→ **WHAT IS EXPECTED**: Output every entry exactly as written, skipping any pictures.
━━━
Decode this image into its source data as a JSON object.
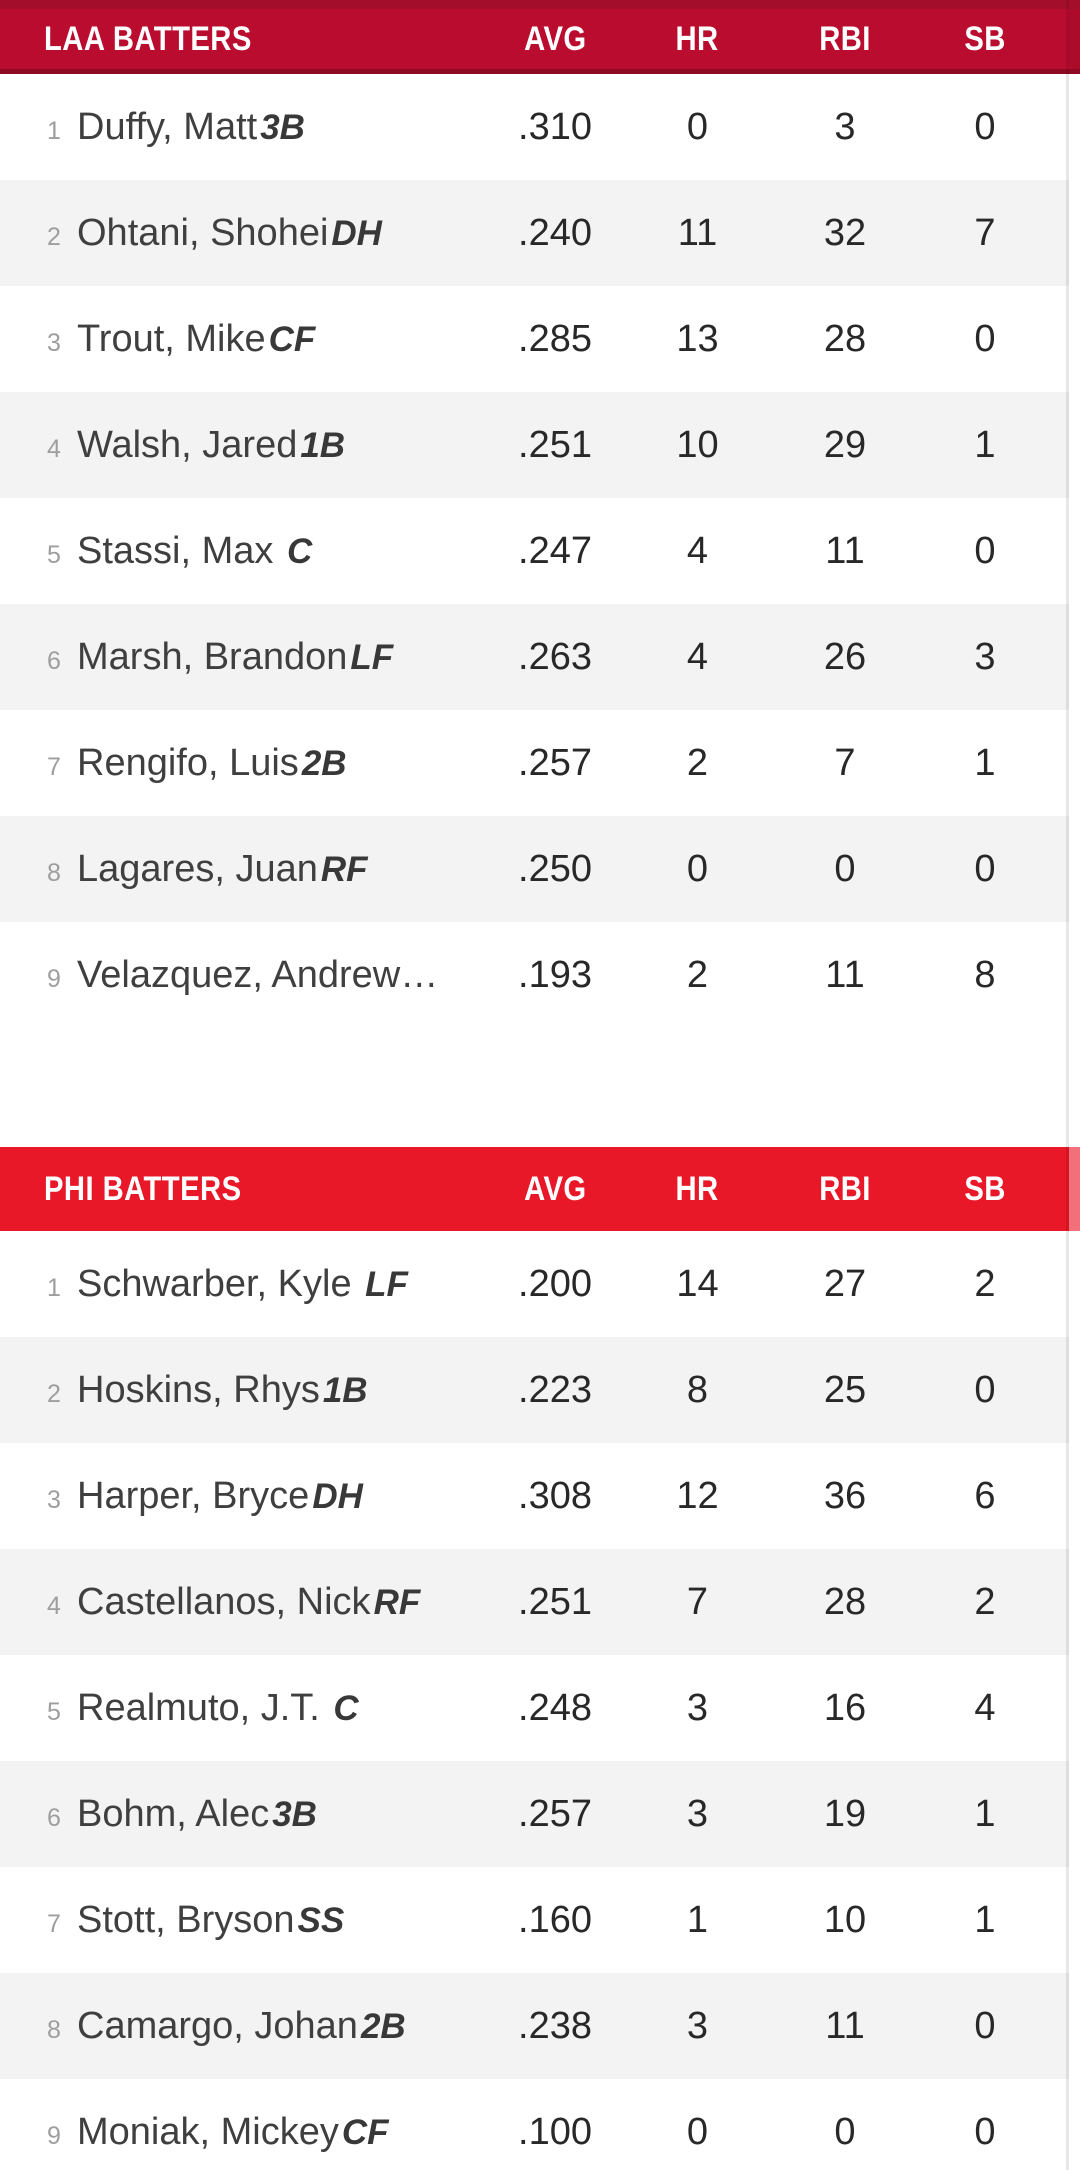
{
  "colors": {
    "page_bg": "#FFFFFF",
    "row_alt": "#F3F3F3",
    "divider": "rgba(0,0,0,0.09)",
    "header_text": "#FFFFFF",
    "name_text": "#3F3F3F",
    "position_text": "#383838",
    "stat_text": "#282828",
    "lineup_number_text": "#9E9E9E"
  },
  "teams": [
    {
      "key": "laa",
      "title": "LAA BATTERS",
      "columns": [
        "AVG",
        "HR",
        "RBI",
        "SB"
      ],
      "colors": {
        "accent": "#BA0C2E",
        "border_top": "#A30E2B",
        "border_bottom": "#8E0A22",
        "edge": "#AD0B2A"
      },
      "rows": [
        {
          "num": "1",
          "name": "Duffy, Matt",
          "pos": "3B",
          "stats": [
            ".310",
            "0",
            "3",
            "0"
          ]
        },
        {
          "num": "2",
          "name": "Ohtani, Shohei",
          "pos": "DH",
          "stats": [
            ".240",
            "11",
            "32",
            "7"
          ]
        },
        {
          "num": "3",
          "name": "Trout, Mike",
          "pos": "CF",
          "stats": [
            ".285",
            "13",
            "28",
            "0"
          ]
        },
        {
          "num": "4",
          "name": "Walsh, Jared",
          "pos": "1B",
          "stats": [
            ".251",
            "10",
            "29",
            "1"
          ]
        },
        {
          "num": "5",
          "name": "Stassi, Max ",
          "pos": "C",
          "stats": [
            ".247",
            "4",
            "11",
            "0"
          ]
        },
        {
          "num": "6",
          "name": "Marsh, Brandon",
          "pos": "LF",
          "stats": [
            ".263",
            "4",
            "26",
            "3"
          ]
        },
        {
          "num": "7",
          "name": "Rengifo, Luis",
          "pos": "2B",
          "stats": [
            ".257",
            "2",
            "7",
            "1"
          ]
        },
        {
          "num": "8",
          "name": "Lagares, Juan",
          "pos": "RF",
          "stats": [
            ".250",
            "0",
            "0",
            "0"
          ]
        },
        {
          "num": "9",
          "name": "Velazquez, Andrew…",
          "pos": "",
          "stats": [
            ".193",
            "2",
            "11",
            "8"
          ]
        }
      ]
    },
    {
      "key": "phi",
      "title": "PHI BATTERS",
      "columns": [
        "AVG",
        "HR",
        "RBI",
        "SB"
      ],
      "colors": {
        "accent": "#E81828",
        "edge": "#F3707A"
      },
      "rows": [
        {
          "num": "1",
          "name": "Schwarber, Kyle ",
          "pos": "LF",
          "stats": [
            ".200",
            "14",
            "27",
            "2"
          ]
        },
        {
          "num": "2",
          "name": "Hoskins, Rhys",
          "pos": "1B",
          "stats": [
            ".223",
            "8",
            "25",
            "0"
          ]
        },
        {
          "num": "3",
          "name": "Harper, Bryce",
          "pos": "DH",
          "stats": [
            ".308",
            "12",
            "36",
            "6"
          ]
        },
        {
          "num": "4",
          "name": "Castellanos, Nick",
          "pos": "RF",
          "stats": [
            ".251",
            "7",
            "28",
            "2"
          ]
        },
        {
          "num": "5",
          "name": "Realmuto, J.T. ",
          "pos": "C",
          "stats": [
            ".248",
            "3",
            "16",
            "4"
          ]
        },
        {
          "num": "6",
          "name": "Bohm, Alec",
          "pos": "3B",
          "stats": [
            ".257",
            "3",
            "19",
            "1"
          ]
        },
        {
          "num": "7",
          "name": "Stott, Bryson",
          "pos": "SS",
          "stats": [
            ".160",
            "1",
            "10",
            "1"
          ]
        },
        {
          "num": "8",
          "name": "Camargo, Johan",
          "pos": "2B",
          "stats": [
            ".238",
            "3",
            "11",
            "0"
          ]
        },
        {
          "num": "9",
          "name": "Moniak, Mickey",
          "pos": "CF",
          "stats": [
            ".100",
            "0",
            "0",
            "0"
          ]
        }
      ]
    }
  ]
}
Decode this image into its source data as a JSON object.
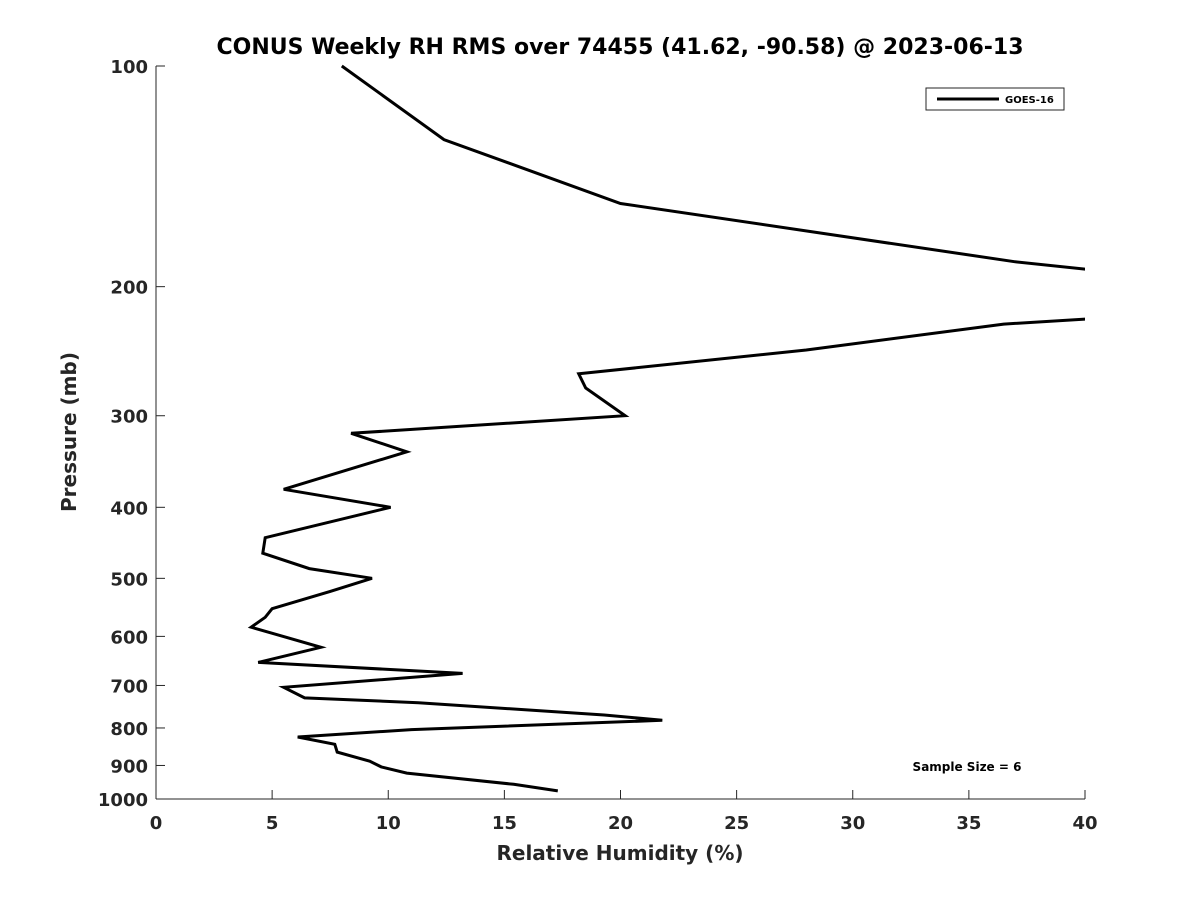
{
  "chart_data": {
    "type": "line",
    "title": "CONUS Weekly RH RMS over 74455 (41.62, -90.58) @ 2023-06-13",
    "xlabel": "Relative Humidity (%)",
    "ylabel": "Pressure (mb)",
    "xlim": [
      0,
      40
    ],
    "ylim": [
      1000,
      100
    ],
    "yscale": "log",
    "x_ticks": [
      "0",
      "5",
      "10",
      "15",
      "20",
      "25",
      "30",
      "35",
      "40"
    ],
    "y_ticks": [
      "100",
      "200",
      "300",
      "400",
      "500",
      "600",
      "700",
      "800",
      "900",
      "1000"
    ],
    "grid": false,
    "legend_position": "top-right",
    "series": [
      {
        "name": "GOES-16",
        "color": "#000000",
        "points": [
          {
            "x": 8.0,
            "y": 100
          },
          {
            "x": 12.4,
            "y": 126
          },
          {
            "x": 20.0,
            "y": 154
          },
          {
            "x": 37.0,
            "y": 185
          },
          {
            "x": 40.5,
            "y": 190
          },
          {
            "x": null,
            "y": null
          },
          {
            "x": 40.5,
            "y": 221
          },
          {
            "x": 36.5,
            "y": 225
          },
          {
            "x": 28.0,
            "y": 244
          },
          {
            "x": 18.2,
            "y": 263
          },
          {
            "x": 18.5,
            "y": 275
          },
          {
            "x": 20.2,
            "y": 300
          },
          {
            "x": 8.4,
            "y": 317
          },
          {
            "x": 10.8,
            "y": 336
          },
          {
            "x": 5.5,
            "y": 378
          },
          {
            "x": 10.1,
            "y": 400
          },
          {
            "x": 4.7,
            "y": 440
          },
          {
            "x": 4.6,
            "y": 462
          },
          {
            "x": 6.6,
            "y": 485
          },
          {
            "x": 9.3,
            "y": 500
          },
          {
            "x": 7.5,
            "y": 521
          },
          {
            "x": 5.0,
            "y": 550
          },
          {
            "x": 4.7,
            "y": 565
          },
          {
            "x": 4.1,
            "y": 583
          },
          {
            "x": 7.1,
            "y": 621
          },
          {
            "x": 4.4,
            "y": 651
          },
          {
            "x": 13.2,
            "y": 674
          },
          {
            "x": 5.5,
            "y": 704
          },
          {
            "x": 6.4,
            "y": 728
          },
          {
            "x": 11.3,
            "y": 739
          },
          {
            "x": 19.3,
            "y": 768
          },
          {
            "x": 21.8,
            "y": 781
          },
          {
            "x": 11.0,
            "y": 804
          },
          {
            "x": 6.1,
            "y": 823
          },
          {
            "x": 7.7,
            "y": 842
          },
          {
            "x": 7.8,
            "y": 863
          },
          {
            "x": 9.2,
            "y": 888
          },
          {
            "x": 9.7,
            "y": 904
          },
          {
            "x": 10.8,
            "y": 922
          },
          {
            "x": 15.4,
            "y": 955
          },
          {
            "x": 17.3,
            "y": 975
          }
        ]
      }
    ],
    "annotations": [
      "Sample Size = 6"
    ]
  }
}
━━━
→ **CORRECT RESULT**:
Decode this image into its source data as a JSON object.
{
  "colors": {
    "page_bg": "#FFFFFF",
    "row_alt": "#F3F3F3",
    "divider": "rgba(0,0,0,0.09)",
    "header_text": "#FFFFFF",
    "name_text": "#3F3F3F",
    "position_text": "#383838",
    "stat_text": "#282828",
    "lineup_number_text": "#9E9E9E"
  },
  "teams": [
    {
      "key": "laa",
      "title": "LAA BATTERS",
      "columns": [
        "AVG",
        "HR",
        "RBI",
        "SB"
      ],
      "colors": {
        "accent": "#BA0C2E",
        "border_top": "#A30E2B",
        "border_bottom": "#8E0A22",
        "edge": "#AD0B2A"
      },
      "rows": [
        {
          "num": "1",
          "name": "Duffy, Matt",
          "pos": "3B",
          "stats": [
            ".310",
            "0",
            "3",
            "0"
          ]
        },
        {
          "num": "2",
          "name": "Ohtani, Shohei",
          "pos": "DH",
          "stats": [
            ".240",
            "11",
            "32",
            "7"
          ]
        },
        {
          "num": "3",
          "name": "Trout, Mike",
          "pos": "CF",
          "stats": [
            ".285",
            "13",
            "28",
            "0"
          ]
        },
        {
          "num": "4",
          "name": "Walsh, Jared",
          "pos": "1B",
          "stats": [
            ".251",
            "10",
            "29",
            "1"
          ]
        },
        {
          "num": "5",
          "name": "Stassi, Max ",
          "pos": "C",
          "stats": [
            ".247",
            "4",
            "11",
            "0"
          ]
        },
        {
          "num": "6",
          "name": "Marsh, Brandon",
          "pos": "LF",
          "stats": [
            ".263",
            "4",
            "26",
            "3"
          ]
        },
        {
          "num": "7",
          "name": "Rengifo, Luis",
          "pos": "2B",
          "stats": [
            ".257",
            "2",
            "7",
            "1"
          ]
        },
        {
          "num": "8",
          "name": "Lagares, Juan",
          "pos": "RF",
          "stats": [
            ".250",
            "0",
            "0",
            "0"
          ]
        },
        {
          "num": "9",
          "name": "Velazquez, Andrew…",
          "pos": "",
          "stats": [
            ".193",
            "2",
            "11",
            "8"
          ]
        }
      ]
    },
    {
      "key": "phi",
      "title": "PHI BATTERS",
      "columns": [
        "AVG",
        "HR",
        "RBI",
        "SB"
      ],
      "colors": {
        "accent": "#E81828",
        "edge": "#F3707A"
      },
      "rows": [
        {
          "num": "1",
          "name": "Schwarber, Kyle ",
          "pos": "LF",
          "stats": [
            ".200",
            "14",
            "27",
            "2"
          ]
        },
        {
          "num": "2",
          "name": "Hoskins, Rhys",
          "pos": "1B",
          "stats": [
            ".223",
            "8",
            "25",
            "0"
          ]
        },
        {
          "num": "3",
          "name": "Harper, Bryce",
          "pos": "DH",
          "stats": [
            ".308",
            "12",
            "36",
            "6"
          ]
        },
        {
          "num": "4",
          "name": "Castellanos, Nick",
          "pos": "RF",
          "stats": [
            ".251",
            "7",
            "28",
            "2"
          ]
        },
        {
          "num": "5",
          "name": "Realmuto, J.T. ",
          "pos": "C",
          "stats": [
            ".248",
            "3",
            "16",
            "4"
          ]
        },
        {
          "num": "6",
          "name": "Bohm, Alec",
          "pos": "3B",
          "stats": [
            ".257",
            "3",
            "19",
            "1"
          ]
        },
        {
          "num": "7",
          "name": "Stott, Bryson",
          "pos": "SS",
          "stats": [
            ".160",
            "1",
            "10",
            "1"
          ]
        },
        {
          "num": "8",
          "name": "Camargo, Johan",
          "pos": "2B",
          "stats": [
            ".238",
            "3",
            "11",
            "0"
          ]
        },
        {
          "num": "9",
          "name": "Moniak, Mickey",
          "pos": "CF",
          "stats": [
            ".100",
            "0",
            "0",
            "0"
          ]
        }
      ]
    }
  ]
}
Decode this image into its source data as a JSON object.
{
  "chart_data": {
    "type": "line",
    "title": "CONUS Weekly RH RMS over 74455 (41.62, -90.58) @ 2023-06-13",
    "xlabel": "Relative Humidity (%)",
    "ylabel": "Pressure (mb)",
    "xlim": [
      0,
      40
    ],
    "ylim": [
      1000,
      100
    ],
    "yscale": "log",
    "x_ticks": [
      "0",
      "5",
      "10",
      "15",
      "20",
      "25",
      "30",
      "35",
      "40"
    ],
    "y_ticks": [
      "100",
      "200",
      "300",
      "400",
      "500",
      "600",
      "700",
      "800",
      "900",
      "1000"
    ],
    "grid": false,
    "legend_position": "top-right",
    "series": [
      {
        "name": "GOES-16",
        "color": "#000000",
        "points": [
          {
            "x": 8.0,
            "y": 100
          },
          {
            "x": 12.4,
            "y": 126
          },
          {
            "x": 20.0,
            "y": 154
          },
          {
            "x": 37.0,
            "y": 185
          },
          {
            "x": 40.5,
            "y": 190
          },
          {
            "x": null,
            "y": null
          },
          {
            "x": 40.5,
            "y": 221
          },
          {
            "x": 36.5,
            "y": 225
          },
          {
            "x": 28.0,
            "y": 244
          },
          {
            "x": 18.2,
            "y": 263
          },
          {
            "x": 18.5,
            "y": 275
          },
          {
            "x": 20.2,
            "y": 300
          },
          {
            "x": 8.4,
            "y": 317
          },
          {
            "x": 10.8,
            "y": 336
          },
          {
            "x": 5.5,
            "y": 378
          },
          {
            "x": 10.1,
            "y": 400
          },
          {
            "x": 4.7,
            "y": 440
          },
          {
            "x": 4.6,
            "y": 462
          },
          {
            "x": 6.6,
            "y": 485
          },
          {
            "x": 9.3,
            "y": 500
          },
          {
            "x": 7.5,
            "y": 521
          },
          {
            "x": 5.0,
            "y": 550
          },
          {
            "x": 4.7,
            "y": 565
          },
          {
            "x": 4.1,
            "y": 583
          },
          {
            "x": 7.1,
            "y": 621
          },
          {
            "x": 4.4,
            "y": 651
          },
          {
            "x": 13.2,
            "y": 674
          },
          {
            "x": 5.5,
            "y": 704
          },
          {
            "x": 6.4,
            "y": 728
          },
          {
            "x": 11.3,
            "y": 739
          },
          {
            "x": 19.3,
            "y": 768
          },
          {
            "x": 21.8,
            "y": 781
          },
          {
            "x": 11.0,
            "y": 804
          },
          {
            "x": 6.1,
            "y": 823
          },
          {
            "x": 7.7,
            "y": 842
          },
          {
            "x": 7.8,
            "y": 863
          },
          {
            "x": 9.2,
            "y": 888
          },
          {
            "x": 9.7,
            "y": 904
          },
          {
            "x": 10.8,
            "y": 922
          },
          {
            "x": 15.4,
            "y": 955
          },
          {
            "x": 17.3,
            "y": 975
          }
        ]
      }
    ],
    "annotations": [
      "Sample Size = 6"
    ]
  }
}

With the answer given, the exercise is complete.